» **Stated goal**
Rewrite every line of the items below as a numbered list, omitting any blank lines.
— start of Supplied records —
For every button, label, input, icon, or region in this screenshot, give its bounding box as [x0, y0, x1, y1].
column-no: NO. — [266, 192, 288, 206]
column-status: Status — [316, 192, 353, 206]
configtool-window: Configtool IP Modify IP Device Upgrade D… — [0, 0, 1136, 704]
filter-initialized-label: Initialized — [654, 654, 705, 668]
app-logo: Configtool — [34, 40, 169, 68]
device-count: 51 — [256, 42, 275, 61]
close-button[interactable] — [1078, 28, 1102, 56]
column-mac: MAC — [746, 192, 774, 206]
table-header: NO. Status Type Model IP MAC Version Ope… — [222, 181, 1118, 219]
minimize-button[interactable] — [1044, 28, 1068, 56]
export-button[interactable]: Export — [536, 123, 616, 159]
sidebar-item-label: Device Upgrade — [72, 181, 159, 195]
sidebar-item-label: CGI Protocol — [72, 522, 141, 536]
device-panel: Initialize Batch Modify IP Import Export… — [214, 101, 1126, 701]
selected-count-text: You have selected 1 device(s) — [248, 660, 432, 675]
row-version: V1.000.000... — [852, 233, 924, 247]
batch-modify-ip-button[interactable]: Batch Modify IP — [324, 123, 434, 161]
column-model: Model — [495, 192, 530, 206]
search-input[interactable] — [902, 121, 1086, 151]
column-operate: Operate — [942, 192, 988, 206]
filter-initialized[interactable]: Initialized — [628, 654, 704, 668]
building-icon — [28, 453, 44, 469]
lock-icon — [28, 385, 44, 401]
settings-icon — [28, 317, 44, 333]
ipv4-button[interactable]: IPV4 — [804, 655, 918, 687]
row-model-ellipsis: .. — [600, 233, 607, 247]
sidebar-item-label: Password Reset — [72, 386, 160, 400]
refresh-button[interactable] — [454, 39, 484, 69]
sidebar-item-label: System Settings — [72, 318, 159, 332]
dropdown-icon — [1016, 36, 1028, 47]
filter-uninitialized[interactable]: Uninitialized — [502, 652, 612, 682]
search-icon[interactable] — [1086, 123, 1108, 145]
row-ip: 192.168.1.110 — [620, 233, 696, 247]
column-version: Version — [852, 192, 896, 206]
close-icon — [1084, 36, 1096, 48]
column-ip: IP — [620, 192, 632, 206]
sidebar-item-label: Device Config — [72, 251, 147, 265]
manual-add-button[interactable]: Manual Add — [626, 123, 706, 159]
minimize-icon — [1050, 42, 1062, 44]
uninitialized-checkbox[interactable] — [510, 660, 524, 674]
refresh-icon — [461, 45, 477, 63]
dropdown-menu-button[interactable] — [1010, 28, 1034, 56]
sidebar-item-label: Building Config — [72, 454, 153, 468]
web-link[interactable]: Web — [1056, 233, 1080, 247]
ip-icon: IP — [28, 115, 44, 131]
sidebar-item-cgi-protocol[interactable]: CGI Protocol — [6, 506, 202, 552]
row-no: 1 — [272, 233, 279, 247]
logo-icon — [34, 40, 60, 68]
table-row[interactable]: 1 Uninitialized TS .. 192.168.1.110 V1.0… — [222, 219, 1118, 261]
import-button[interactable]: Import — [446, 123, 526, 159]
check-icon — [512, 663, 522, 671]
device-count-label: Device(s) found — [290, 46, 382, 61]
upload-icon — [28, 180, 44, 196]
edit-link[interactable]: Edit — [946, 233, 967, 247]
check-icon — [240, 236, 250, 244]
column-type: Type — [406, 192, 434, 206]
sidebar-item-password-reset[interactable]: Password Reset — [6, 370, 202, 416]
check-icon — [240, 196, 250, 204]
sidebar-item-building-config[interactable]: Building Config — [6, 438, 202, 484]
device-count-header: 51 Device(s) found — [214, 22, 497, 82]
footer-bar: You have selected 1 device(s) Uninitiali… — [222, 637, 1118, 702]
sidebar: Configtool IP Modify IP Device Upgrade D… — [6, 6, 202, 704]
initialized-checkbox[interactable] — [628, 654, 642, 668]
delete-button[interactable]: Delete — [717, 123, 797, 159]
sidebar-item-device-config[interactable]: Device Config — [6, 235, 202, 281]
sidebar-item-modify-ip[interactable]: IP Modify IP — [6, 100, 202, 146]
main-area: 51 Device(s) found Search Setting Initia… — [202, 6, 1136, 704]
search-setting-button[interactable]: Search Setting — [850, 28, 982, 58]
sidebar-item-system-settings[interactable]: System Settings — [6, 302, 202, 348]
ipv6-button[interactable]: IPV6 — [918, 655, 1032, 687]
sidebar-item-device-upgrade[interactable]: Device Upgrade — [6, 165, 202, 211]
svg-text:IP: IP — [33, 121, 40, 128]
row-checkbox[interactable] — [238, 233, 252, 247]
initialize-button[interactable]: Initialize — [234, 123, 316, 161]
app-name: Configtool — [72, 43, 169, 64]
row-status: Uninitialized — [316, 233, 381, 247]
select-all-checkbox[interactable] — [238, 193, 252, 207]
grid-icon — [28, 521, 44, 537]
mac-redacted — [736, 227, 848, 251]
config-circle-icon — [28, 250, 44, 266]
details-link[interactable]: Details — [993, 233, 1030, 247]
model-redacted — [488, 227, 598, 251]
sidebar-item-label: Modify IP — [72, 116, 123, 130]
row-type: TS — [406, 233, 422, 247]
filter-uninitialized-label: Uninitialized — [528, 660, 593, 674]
— end of Supplied records —
» **Result below**
1. For every button, label, input, icon, or region in this screenshot, give its bounding box as [x0, y0, x1, y1].
2. column-no: NO. — [266, 192, 288, 206]
3. column-status: Status — [316, 192, 353, 206]
4. configtool-window: Configtool IP Modify IP Device Upgrade D… — [0, 0, 1136, 704]
5. filter-initialized-label: Initialized — [654, 654, 705, 668]
6. app-logo: Configtool — [34, 40, 169, 68]
7. device-count: 51 — [256, 42, 275, 61]
8. close-button[interactable] — [1078, 28, 1102, 56]
9. column-mac: MAC — [746, 192, 774, 206]
10. table-header: NO. Status Type Model IP MAC Version Ope… — [222, 181, 1118, 219]
11. minimize-button[interactable] — [1044, 28, 1068, 56]
12. export-button[interactable]: Export — [536, 123, 616, 159]
13. sidebar-item-label: Device Upgrade — [72, 181, 159, 195]
14. sidebar-item-label: CGI Protocol — [72, 522, 141, 536]
15. device-panel: Initialize Batch Modify IP Import Export… — [214, 101, 1126, 701]
16. selected-count-text: You have selected 1 device(s) — [248, 660, 432, 675]
17. row-version: V1.000.000... — [852, 233, 924, 247]
18. batch-modify-ip-button[interactable]: Batch Modify IP — [324, 123, 434, 161]
19. column-model: Model — [495, 192, 530, 206]
20. search-input[interactable] — [902, 121, 1086, 151]
21. column-operate: Operate — [942, 192, 988, 206]
22. filter-initialized[interactable]: Initialized — [628, 654, 704, 668]
23. building-icon — [28, 453, 44, 469]
24. lock-icon — [28, 385, 44, 401]
25. settings-icon — [28, 317, 44, 333]
26. ipv4-button[interactable]: IPV4 — [804, 655, 918, 687]
27. row-model-ellipsis: .. — [600, 233, 607, 247]
28. sidebar-item-label: Password Reset — [72, 386, 160, 400]
29. refresh-button[interactable] — [454, 39, 484, 69]
30. sidebar-item-label: System Settings — [72, 318, 159, 332]
31. dropdown-icon — [1016, 36, 1028, 47]
32. filter-uninitialized[interactable]: Uninitialized — [502, 652, 612, 682]
33. search-icon[interactable] — [1086, 123, 1108, 145]
34. row-ip: 192.168.1.110 — [620, 233, 696, 247]
35. column-version: Version — [852, 192, 896, 206]
36. close-icon — [1084, 36, 1096, 48]
37. column-ip: IP — [620, 192, 632, 206]
38. sidebar-item-label: Device Config — [72, 251, 147, 265]
39. manual-add-button[interactable]: Manual Add — [626, 123, 706, 159]
40. minimize-icon — [1050, 42, 1062, 44]
41. uninitialized-checkbox[interactable] — [510, 660, 524, 674]
42. refresh-icon — [461, 45, 477, 63]
43. dropdown-menu-button[interactable] — [1010, 28, 1034, 56]
44. sidebar-item-label: Building Config — [72, 454, 153, 468]
45. web-link[interactable]: Web — [1056, 233, 1080, 247]
46. ip-icon: IP — [28, 115, 44, 131]
47. sidebar-item-cgi-protocol[interactable]: CGI Protocol — [6, 506, 202, 552]
48. row-no: 1 — [272, 233, 279, 247]
49. logo-icon — [34, 40, 60, 68]
50. table-row[interactable]: 1 Uninitialized TS .. 192.168.1.110 V1.0… — [222, 219, 1118, 261]
51. import-button[interactable]: Import — [446, 123, 526, 159]
52. check-icon — [512, 663, 522, 671]
53. device-count-label: Device(s) found — [290, 46, 382, 61]
54. upload-icon — [28, 180, 44, 196]
55. edit-link[interactable]: Edit — [946, 233, 967, 247]
56. check-icon — [240, 236, 250, 244]
57. column-type: Type — [406, 192, 434, 206]
58. sidebar-item-password-reset[interactable]: Password Reset — [6, 370, 202, 416]
59. check-icon — [240, 196, 250, 204]
60. sidebar-item-building-config[interactable]: Building Config — [6, 438, 202, 484]
61. device-count-header: 51 Device(s) found — [214, 22, 497, 82]
62. footer-bar: You have selected 1 device(s) Uninitiali… — [222, 637, 1118, 702]
63. sidebar: Configtool IP Modify IP Device Upgrade D… — [6, 6, 202, 704]
64. initialized-checkbox[interactable] — [628, 654, 642, 668]
65. delete-button[interactable]: Delete — [717, 123, 797, 159]
66. sidebar-item-device-config[interactable]: Device Config — [6, 235, 202, 281]
67. sidebar-item-modify-ip[interactable]: IP Modify IP — [6, 100, 202, 146]
68. main-area: 51 Device(s) found Search Setting Initia… — [202, 6, 1136, 704]
69. search-setting-button[interactable]: Search Setting — [850, 28, 982, 58]
70. sidebar-item-system-settings[interactable]: System Settings — [6, 302, 202, 348]
71. ipv6-button[interactable]: IPV6 — [918, 655, 1032, 687]
72. sidebar-item-device-upgrade[interactable]: Device Upgrade — [6, 165, 202, 211]
73. svg-text:IP: IP — [33, 121, 40, 128]
74. row-checkbox[interactable] — [238, 233, 252, 247]
75. initialize-button[interactable]: Initialize — [234, 123, 316, 161]
76. app-name: Configtool — [72, 43, 169, 64]
77. row-status: Uninitialized — [316, 233, 381, 247]
78. select-all-checkbox[interactable] — [238, 193, 252, 207]
79. grid-icon — [28, 521, 44, 537]
80. mac-redacted — [736, 227, 848, 251]
81. config-circle-icon — [28, 250, 44, 266]
82. details-link[interactable]: Details — [993, 233, 1030, 247]
83. model-redacted — [488, 227, 598, 251]
84. sidebar-item-label: Modify IP — [72, 116, 123, 130]
85. row-type: TS — [406, 233, 422, 247]
86. filter-uninitialized-label: Uninitialized — [528, 660, 593, 674]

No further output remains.